ABOUT THIS TASK:
For the word "size", count the lines in the records below that include it and give only that number.

RECORDS FOR THIS TASK:
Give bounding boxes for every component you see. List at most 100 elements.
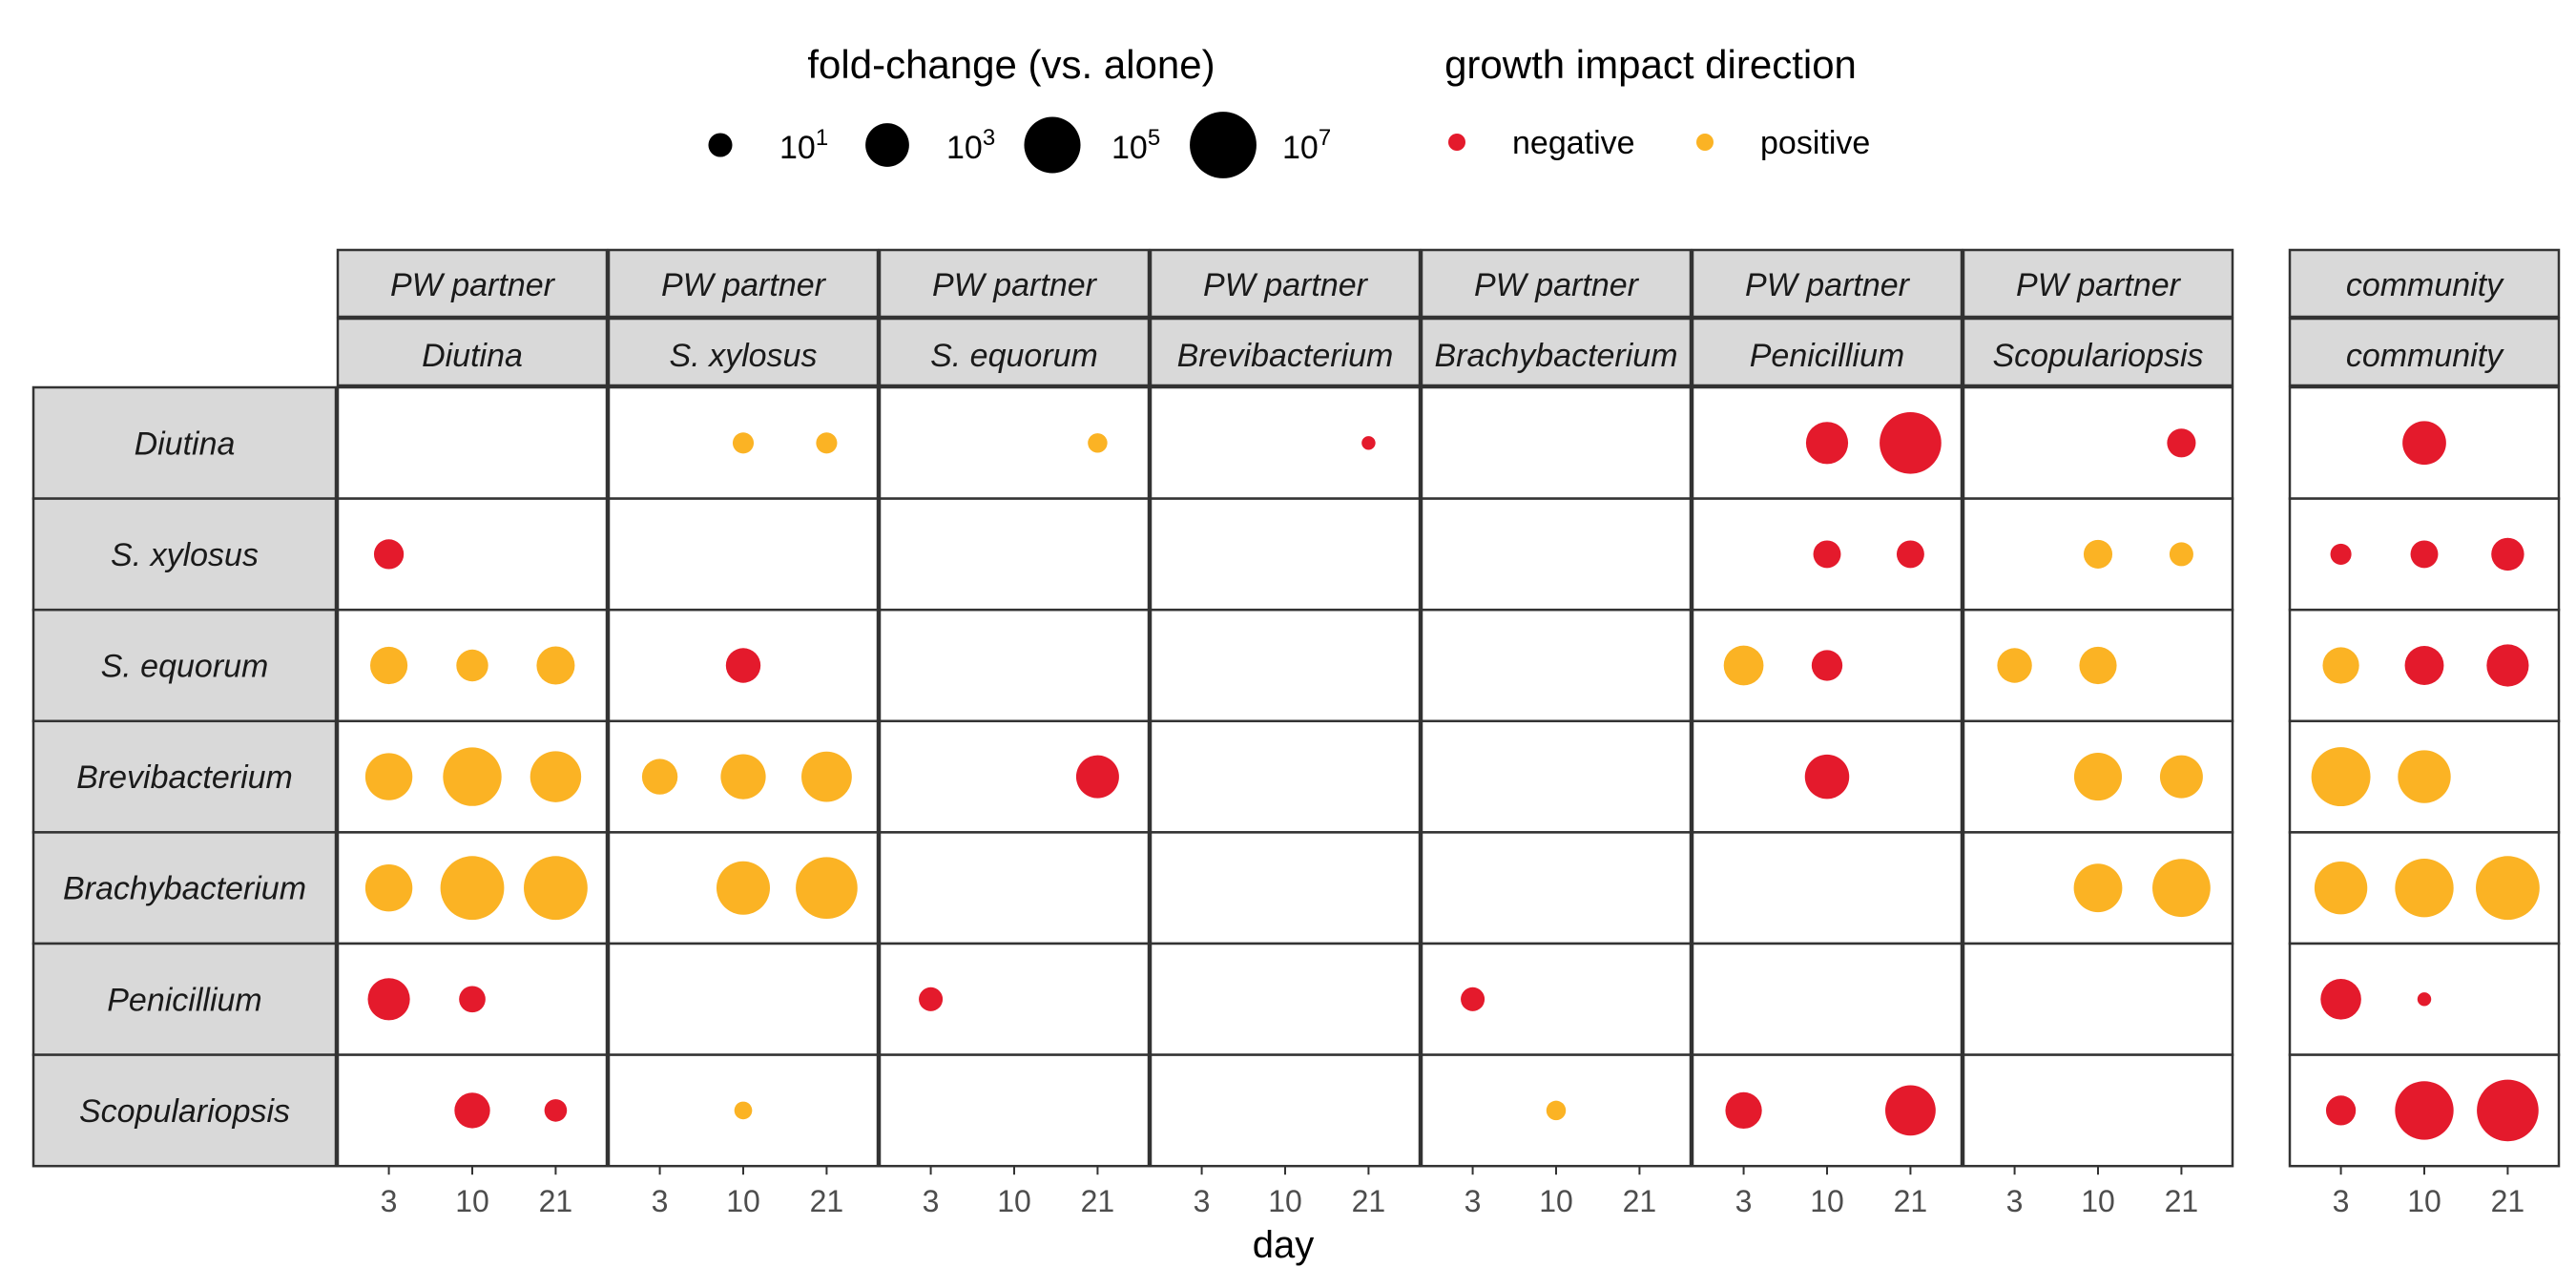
color-legend-label-positive: positive [1760,125,1870,161]
tick-label-p1-3: 3 [652,1184,669,1218]
panel-cell-2-scopulariopsis [878,1053,1151,1168]
point-penicillium-p7-d3 [2320,979,2361,1020]
point-brevibacterium-p7-d3 [2311,747,2371,807]
point-penicillium-p0-d10 [459,986,486,1013]
strip-bottom-bg-3 [1149,317,1422,387]
point-scopulariopsis-p5-d3 [1725,1091,1762,1130]
tick-label-p7-3: 3 [2333,1184,2350,1218]
point-penicillium-p0-d3 [367,978,410,1021]
point-scopulariopsis-p7-d3 [2325,1095,2357,1126]
tick-label-p2-21: 21 [1081,1184,1115,1218]
point-diutina-p1-d21 [816,432,838,454]
panel-cell-4-brachybacterium [1420,831,1693,945]
panel-cell-2-s-equorum [878,608,1151,723]
point-penicillium-p7-d10 [2417,992,2432,1007]
point-brevibacterium-p0-d21 [530,751,582,802]
point-s-equorum-p5-d10 [1811,650,1843,681]
tick-label-p5-10: 10 [1810,1184,1844,1218]
point-scopulariopsis-p7-d10 [2395,1081,2454,1140]
panel-cell-4-s-equorum [1420,608,1693,723]
strip-top-label-4: PW partner [1474,267,1640,303]
point-s-xylosus-p5-d21 [1896,540,1924,569]
point-brevibacterium-p6-d10 [2073,753,2123,801]
strip-bottom-bg-5 [1691,317,1963,387]
tick-label-p6-21: 21 [2165,1184,2199,1218]
tick-label-p3-10: 10 [1268,1184,1302,1218]
strip-bottom-bg-2 [878,317,1151,387]
strip-bottom-label-scopulariopsis-6: Scopulariopsis [1992,338,2203,374]
point-brevibacterium-p2-d21 [1075,755,1119,799]
point-s-xylosus-p6-d21 [2169,542,2193,567]
panel-cell-3-penicillium [1149,942,1422,1056]
row-label-bg-penicillium [31,942,338,1056]
panel-cell-5-penicillium [1691,942,1963,1056]
strip-top-label-6: PW partner [2016,267,2182,303]
legend: fold-change (vs. alone) 101 103 105 107 growt… [708,42,1870,178]
panel-cell-2-brachybacterium [878,831,1151,945]
tick-label-p7-10: 10 [2407,1184,2441,1218]
point-brevibacterium-p7-d10 [2398,750,2451,803]
point-s-equorum-p0-d21 [536,646,575,685]
x-axis-title: day [1253,1224,1315,1266]
tick-label-p2-3: 3 [923,1184,940,1218]
point-brachybacterium-p0-d10 [440,856,505,921]
point-s-equorum-p6-d3 [1997,648,2032,683]
panel-cell-2-diutina [878,385,1151,500]
point-s-xylosus-p7-d10 [2410,540,2439,569]
panel-cell-1-penicillium [607,942,880,1056]
panel-cell-4-s-xylosus [1420,497,1693,612]
color-legend-dot-positive [1696,134,1714,151]
color-legend-label-negative: negative [1512,125,1635,161]
panel-cell-2-s-xylosus [878,497,1151,612]
strip-top-bg-3 [1149,248,1422,319]
row-strip-labels: Diutina S. xylosus S. equorum Brevibacteriu… [31,385,338,1168]
row-label-bg-brachybacterium [31,831,338,945]
strip-top-bg-4 [1420,248,1693,319]
tick-label-p4-21: 21 [1623,1184,1657,1218]
size-legend-label-10e5: 105 [1111,125,1160,166]
point-penicillium-p4-d3 [1461,987,1485,1011]
strip-bottom-label-s-equorum-2: S. equorum [930,338,1098,374]
row-label-brevibacterium: Brevibacterium [76,759,293,796]
tick-label-p3-21: 21 [1352,1184,1386,1218]
tick-label-p4-10: 10 [1539,1184,1573,1218]
point-s-xylosus-p7-d3 [2330,543,2352,565]
row-label-scopulariopsis: Scopulariopsis [79,1093,290,1130]
strip-bottom-bg-6 [1962,317,2234,387]
point-brevibacterium-p1-d3 [641,758,678,795]
point-brachybacterium-p6-d10 [2073,863,2123,913]
panel-cell-3-s-xylosus [1149,497,1422,612]
point-s-equorum-p6-d10 [2079,646,2117,685]
strip-top-label-0: PW partner [390,267,556,303]
size-legend-label-10e7: 107 [1282,125,1331,166]
strip-top-label-3: PW partner [1203,267,1369,303]
tick-label-p7-21: 21 [2491,1184,2525,1218]
row-label-brachybacterium: Brachybacterium [63,871,306,907]
strip-top-bg-5 [1691,248,1963,319]
point-diutina-p5-d21 [1880,411,1942,474]
strip-top-label-7: community [2346,267,2504,303]
strip-bottom-label-brachybacterium-4: Brachybacterium [1434,338,1677,374]
strip-top-label-5: PW partner [1745,267,1911,303]
panel-cell-4-diutina [1420,385,1693,500]
point-brachybacterium-p0-d21 [524,856,588,921]
tick-label-p6-3: 3 [2006,1184,2024,1218]
tick-label-p4-3: 3 [1465,1184,1482,1218]
point-brevibacterium-p1-d10 [720,754,766,800]
strip-bottom-label-penicillium-5: Penicillium [1750,338,1905,374]
point-scopulariopsis-p4-d10 [1546,1100,1567,1121]
x-axis: 3 10 21 3 10 21 3 10 21 3 10 21 3 10 21 3 10 21 3 10 21 3 10 21… [381,1166,2525,1266]
strip-bottom-bg-7 [2288,317,2561,387]
tick-label-p3-3: 3 [1194,1184,1211,1218]
point-s-equorum-p7-d10 [2404,646,2444,685]
row-label-bg-brevibacterium [31,719,338,834]
point-brachybacterium-p0-d3 [364,864,413,912]
tick-label-p1-10: 10 [726,1184,760,1218]
tick-label-p6-10: 10 [2081,1184,2115,1218]
point-s-xylosus-p5-d10 [1813,540,1841,569]
point-scopulariopsis-p1-d10 [734,1101,753,1120]
row-label-penicillium: Penicillium [107,982,262,1018]
row-label-s-equorum: S. equorum [101,649,269,685]
strip-top-bg-1 [607,248,880,319]
tick-label-p5-3: 3 [1735,1184,1753,1218]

REPLY:
2